**WHAT IS REQUIRED**
Copy out word for word the items that start at the line containing "Localize all elements." and end at the line containing "question-c4-6 <box>104 381 1076 454</box>", including both of those lines.

**DATA TO USE**

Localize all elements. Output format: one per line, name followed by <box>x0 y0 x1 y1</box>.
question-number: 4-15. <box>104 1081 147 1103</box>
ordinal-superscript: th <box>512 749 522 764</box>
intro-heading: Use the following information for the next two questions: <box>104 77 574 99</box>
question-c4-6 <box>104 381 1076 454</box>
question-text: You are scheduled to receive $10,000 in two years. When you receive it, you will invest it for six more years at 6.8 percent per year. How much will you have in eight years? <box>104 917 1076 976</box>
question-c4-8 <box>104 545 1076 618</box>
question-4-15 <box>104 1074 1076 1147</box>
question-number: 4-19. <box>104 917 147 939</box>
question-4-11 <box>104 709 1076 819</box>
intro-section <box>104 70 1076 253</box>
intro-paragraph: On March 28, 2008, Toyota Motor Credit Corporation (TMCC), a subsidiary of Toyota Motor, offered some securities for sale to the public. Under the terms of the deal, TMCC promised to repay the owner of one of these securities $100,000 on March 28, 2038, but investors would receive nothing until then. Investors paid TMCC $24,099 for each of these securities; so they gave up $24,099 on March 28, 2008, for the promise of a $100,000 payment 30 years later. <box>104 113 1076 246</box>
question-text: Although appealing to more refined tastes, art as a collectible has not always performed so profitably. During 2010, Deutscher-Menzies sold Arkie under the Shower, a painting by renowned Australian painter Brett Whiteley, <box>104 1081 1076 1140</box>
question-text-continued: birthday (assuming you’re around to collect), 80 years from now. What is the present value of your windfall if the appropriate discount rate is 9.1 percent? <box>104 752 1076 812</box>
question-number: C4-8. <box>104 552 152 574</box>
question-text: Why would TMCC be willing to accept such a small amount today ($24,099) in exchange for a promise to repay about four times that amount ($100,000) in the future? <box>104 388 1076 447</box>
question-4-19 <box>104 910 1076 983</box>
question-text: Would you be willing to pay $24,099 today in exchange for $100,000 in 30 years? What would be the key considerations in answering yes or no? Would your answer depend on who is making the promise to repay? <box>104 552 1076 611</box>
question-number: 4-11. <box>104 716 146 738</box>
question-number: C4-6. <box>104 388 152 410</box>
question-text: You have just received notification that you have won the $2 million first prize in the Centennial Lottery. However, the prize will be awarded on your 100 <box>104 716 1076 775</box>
---
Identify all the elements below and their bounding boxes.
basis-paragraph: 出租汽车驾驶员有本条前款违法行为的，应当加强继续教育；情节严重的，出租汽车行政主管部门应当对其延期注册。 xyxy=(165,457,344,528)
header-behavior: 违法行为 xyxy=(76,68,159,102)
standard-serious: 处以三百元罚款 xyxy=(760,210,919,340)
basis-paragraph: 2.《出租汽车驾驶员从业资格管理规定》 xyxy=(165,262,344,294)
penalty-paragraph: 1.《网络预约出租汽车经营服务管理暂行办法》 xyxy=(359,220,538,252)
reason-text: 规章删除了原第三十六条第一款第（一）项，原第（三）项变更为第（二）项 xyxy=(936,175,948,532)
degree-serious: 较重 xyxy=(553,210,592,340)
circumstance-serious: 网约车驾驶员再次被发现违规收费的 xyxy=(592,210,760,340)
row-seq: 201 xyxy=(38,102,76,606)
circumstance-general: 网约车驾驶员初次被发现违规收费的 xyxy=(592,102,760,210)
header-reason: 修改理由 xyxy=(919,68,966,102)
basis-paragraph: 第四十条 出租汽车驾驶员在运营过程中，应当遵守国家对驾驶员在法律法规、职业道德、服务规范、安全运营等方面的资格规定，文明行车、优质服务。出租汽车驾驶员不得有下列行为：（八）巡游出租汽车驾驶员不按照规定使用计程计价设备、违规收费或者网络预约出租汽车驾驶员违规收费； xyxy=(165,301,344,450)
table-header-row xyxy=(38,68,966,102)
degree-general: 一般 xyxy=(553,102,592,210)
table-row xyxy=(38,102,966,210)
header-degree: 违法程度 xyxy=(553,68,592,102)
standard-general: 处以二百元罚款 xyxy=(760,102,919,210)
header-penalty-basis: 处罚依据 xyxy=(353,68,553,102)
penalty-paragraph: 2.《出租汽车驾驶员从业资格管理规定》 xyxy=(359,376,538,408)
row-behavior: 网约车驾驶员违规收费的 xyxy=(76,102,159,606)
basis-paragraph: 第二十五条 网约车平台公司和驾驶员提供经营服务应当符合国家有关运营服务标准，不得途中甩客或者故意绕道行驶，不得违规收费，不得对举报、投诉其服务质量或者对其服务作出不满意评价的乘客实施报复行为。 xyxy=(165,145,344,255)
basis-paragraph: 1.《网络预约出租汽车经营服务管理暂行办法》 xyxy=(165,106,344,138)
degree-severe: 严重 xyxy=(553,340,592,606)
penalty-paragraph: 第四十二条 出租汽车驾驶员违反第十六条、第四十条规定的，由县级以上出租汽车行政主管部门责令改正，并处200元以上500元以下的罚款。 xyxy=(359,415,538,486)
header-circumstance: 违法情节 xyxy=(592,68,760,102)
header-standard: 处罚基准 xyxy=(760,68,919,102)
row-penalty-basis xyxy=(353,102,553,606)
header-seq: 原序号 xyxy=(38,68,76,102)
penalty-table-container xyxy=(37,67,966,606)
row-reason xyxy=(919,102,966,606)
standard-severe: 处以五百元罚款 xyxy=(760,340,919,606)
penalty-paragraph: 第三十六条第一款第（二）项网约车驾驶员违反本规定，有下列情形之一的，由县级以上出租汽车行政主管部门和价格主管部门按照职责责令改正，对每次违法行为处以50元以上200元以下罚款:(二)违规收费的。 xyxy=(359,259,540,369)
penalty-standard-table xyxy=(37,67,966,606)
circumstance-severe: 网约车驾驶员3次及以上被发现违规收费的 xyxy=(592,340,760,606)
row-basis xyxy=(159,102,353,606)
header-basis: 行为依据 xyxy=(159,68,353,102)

**WRITTEN REPLY**
Localize all elements. Output format: one per line, name followed by <box>x0 y0 x1 y1</box>.
question-number: 4-15. <box>104 1081 147 1103</box>
ordinal-superscript: th <box>512 749 522 764</box>
intro-heading: Use the following information for the next two questions: <box>104 77 574 99</box>
question-c4-6 <box>104 381 1076 454</box>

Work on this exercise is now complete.